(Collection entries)
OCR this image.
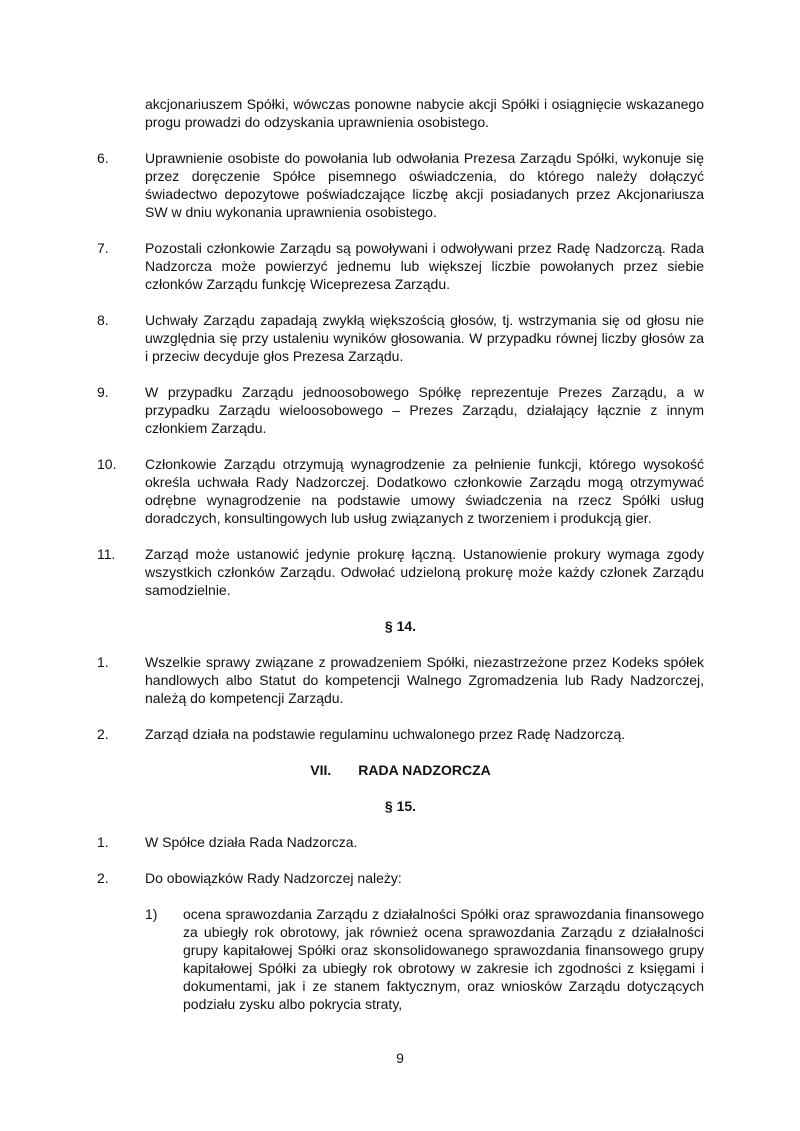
akcjonariuszem Spółki, wówczas ponowne nabycie akcji Spółki i osiągnięcie wskazanego progu prowadzi do odzyskania uprawnienia osobistego.

6.	Uprawnienie osobiste do powołania lub odwołania Prezesa Zarządu Spółki, wykonuje się przez doręczenie Spółce pisemnego oświadczenia, do którego należy dołączyć świadectwo depozytowe poświadczające liczbę akcji posiadanych przez Akcjonariusza SW w dniu wykonania uprawnienia osobistego.
7.	Pozostali członkowie Zarządu są powoływani i odwoływani przez Radę Nadzorczą. Rada Nadzorcza może powierzyć jednemu lub większej liczbie powołanych przez siebie członków Zarządu funkcję Wiceprezesa Zarządu.
8.	Uchwały Zarządu zapadają zwykłą większością głosów, tj. wstrzymania się od głosu nie uwzględnia się przy ustaleniu wyników głosowania. W przypadku równej liczby głosów za i przeciw decyduje głos Prezesa Zarządu.
9.	W przypadku Zarządu jednoosobowego Spółkę reprezentuje Prezes Zarządu, a w przypadku Zarządu wieloosobowego – Prezes Zarządu, działający łącznie z innym członkiem Zarządu.
10.	Członkowie Zarządu otrzymują wynagrodzenie za pełnienie funkcji, którego wysokość określa uchwała Rady Nadzorczej. Dodatkowo członkowie Zarządu mogą otrzymywać odrębne wynagrodzenie na podstawie umowy świadczenia na rzecz Spółki usług doradczych, konsultingowych lub usług związanych z tworzeniem i produkcją gier.
11.	Zarząd może ustanowić jedynie prokurę łączną. Ustanowienie prokury wymaga zgody wszystkich członków Zarządu. Odwołać udzieloną prokurę może każdy członek Zarządu samodzielnie.
§ 14.
1.	Wszelkie sprawy związane z prowadzeniem Spółki, niezastrzeżone przez Kodeks spółek handlowych albo Statut do kompetencji Walnego Zgromadzenia lub Rady Nadzorczej, należą do kompetencji Zarządu.
2.	Zarząd działa na podstawie regulaminu uchwalonego przez Radę Nadzorczą.
VII. RADA NADZORCZA
§ 15.
1.	W Spółce działa Rada Nadzorcza.
2.	Do obowiązków Rady Nadzorczej należy:
1)	ocena sprawozdania Zarządu z działalności Spółki oraz sprawozdania finansowego za ubiegły rok obrotowy, jak również ocena sprawozdania Zarządu z działalności grupy kapitałowej Spółki oraz skonsolidowanego sprawozdania finansowego grupy kapitałowej Spółki za ubiegły rok obrotowy w zakresie ich zgodności z księgami i dokumentami, jak i ze stanem faktycznym, oraz wniosków Zarządu dotyczących podziału zysku albo pokrycia straty,
9
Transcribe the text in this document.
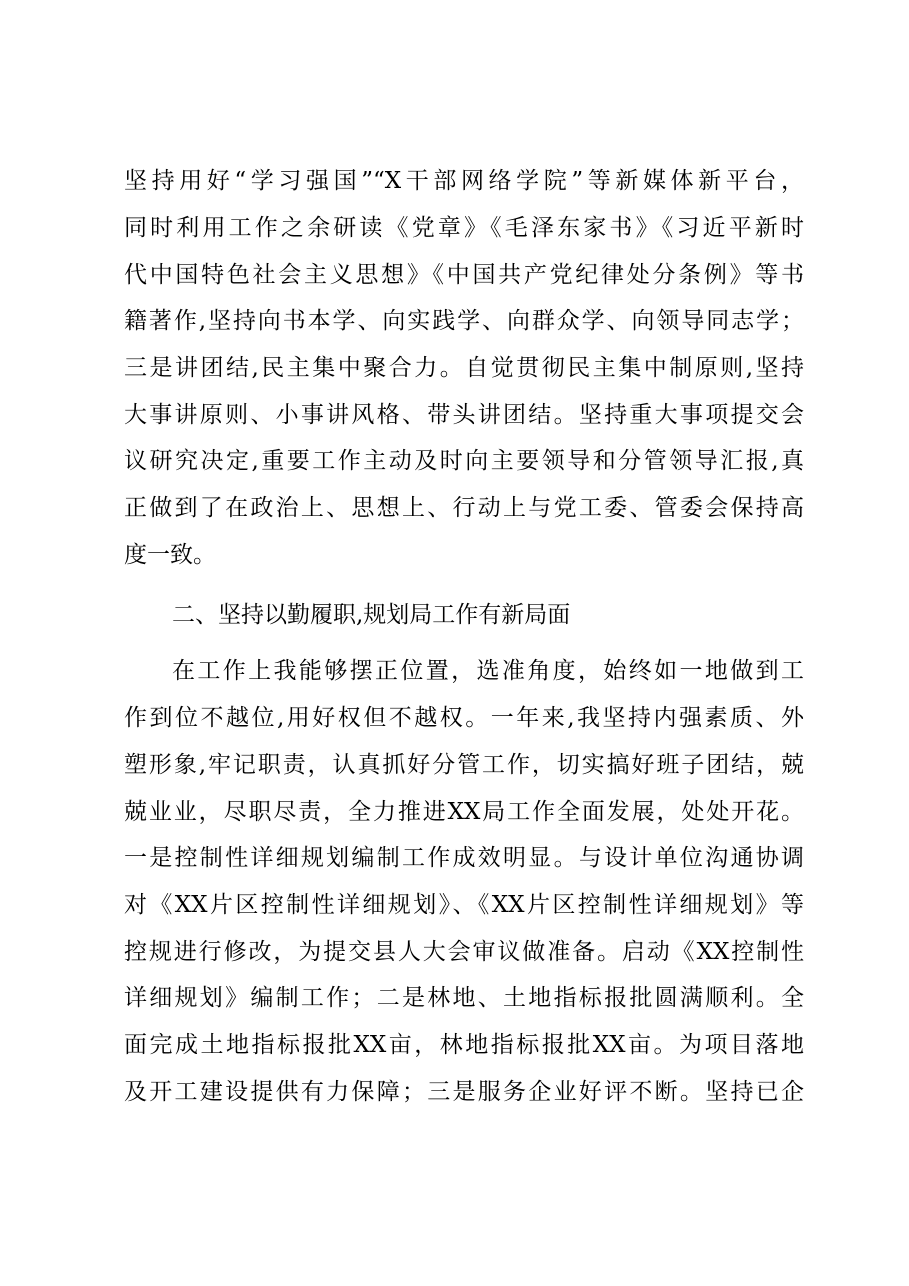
坚持用好“学习强国”“X干部网络学院”等新媒体新平台，
同时利用工作之余研读《党章》《毛泽东家书》《习近平新时
代中国特色社会主义思想》《中国共产党纪律处分条例》等书
籍著作,坚持向书本学、向实践学、向群众学、向领导同志学；
三是讲团结,民主集中聚合力。自觉贯彻民主集中制原则,坚持
大事讲原则、小事讲风格、带头讲团结。坚持重大事项提交会
议研究决定,重要工作主动及时向主要领导和分管领导汇报,真
正做到了在政治上、思想上、行动上与党工委、管委会保持高
度一致。
二、坚持以勤履职,规划局工作有新局面
在工作上我能够摆正位置，选准角度，始终如一地做到工
作到位不越位,用好权但不越权。一年来,我坚持内强素质、外
塑形象,牢记职责，认真抓好分管工作，切实搞好班子团结，兢
兢业业，尽职尽责，全力推进XX局工作全面发展，处处开花。
一是控制性详细规划编制工作成效明显。与设计单位沟通协调
对《XX片区控制性详细规划》、《XX片区控制性详细规划》等
控规进行修改，为提交县人大会审议做准备。启动《XX控制性
详细规划》编制工作；二是林地、土地指标报批圆满顺利。全
面完成土地指标报批XX亩，林地指标报批XX亩。为项目落地
及开工建设提供有力保障；三是服务企业好评不断。坚持已企
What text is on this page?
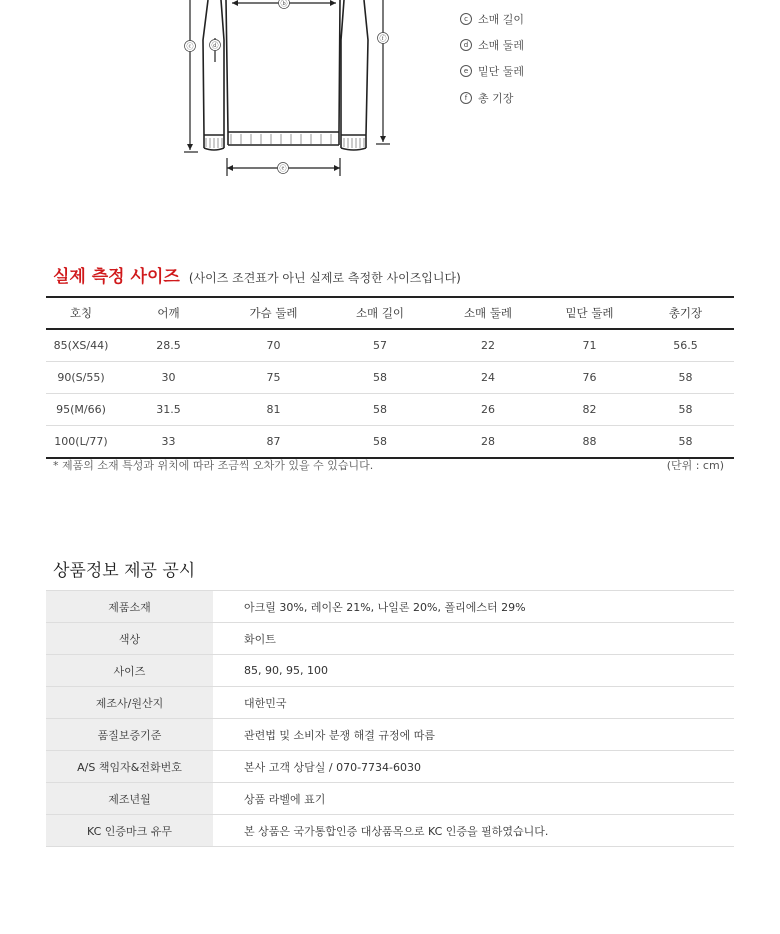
ⓑ
ⓒ	ⓓ
ⓕ
ⓔ
c 소매 길이
d 소매 둘레
e 밑단 둘레
f 총 기장
실제 측정 사이즈 (사이즈 조견표가 아닌 실제로 측정한 사이즈입니다)
호칭	어깨	가슴 둘레	소매 길이	소매 둘레	밑단 둘레	총기장
85(XS/44)	28.5	70	57	22	71	56.5
90(S/55)	30	75	58	24	76	58
95(M/66)	31.5	81	58	26	82	58
100(L/77)	33	87	58	28	88	58
* 제품의 소재 특성과 위치에 따라 조금씩 오차가 있을 수 있습니다.	(단위 : cm)
상품정보 제공 공시
제품소재	아크릴 30%, 레이온 21%, 나일론 20%, 폴리에스터 29%
색상	화이트
사이즈	85, 90, 95, 100
제조사/원산지	대한민국
품질보증기준	관련법 및 소비자 분쟁 해결 규정에 따름
A/S 책임자&전화번호	본사 고객 상담실 / 070-7734-6030
제조년월	상품 라벨에 표기
KC 인증마크 유무	본 상품은 국가통합인증 대상품목으로 KC 인증을 필하였습니다.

What you will do:
Locate the string "Nadzorczą" in the listing above and copy every line where it occurs.

The result:
7.	Pozostali członkowie Zarządu są powoływani i odwoływani przez Radę Nadzorczą. Rada Nadzorcza może powierzyć jednemu lub większej liczbie powołanych przez siebie członków Zarządu funkcję Wiceprezesa Zarządu.
2.	Zarząd działa na podstawie regulaminu uchwalonego przez Radę Nadzorczą.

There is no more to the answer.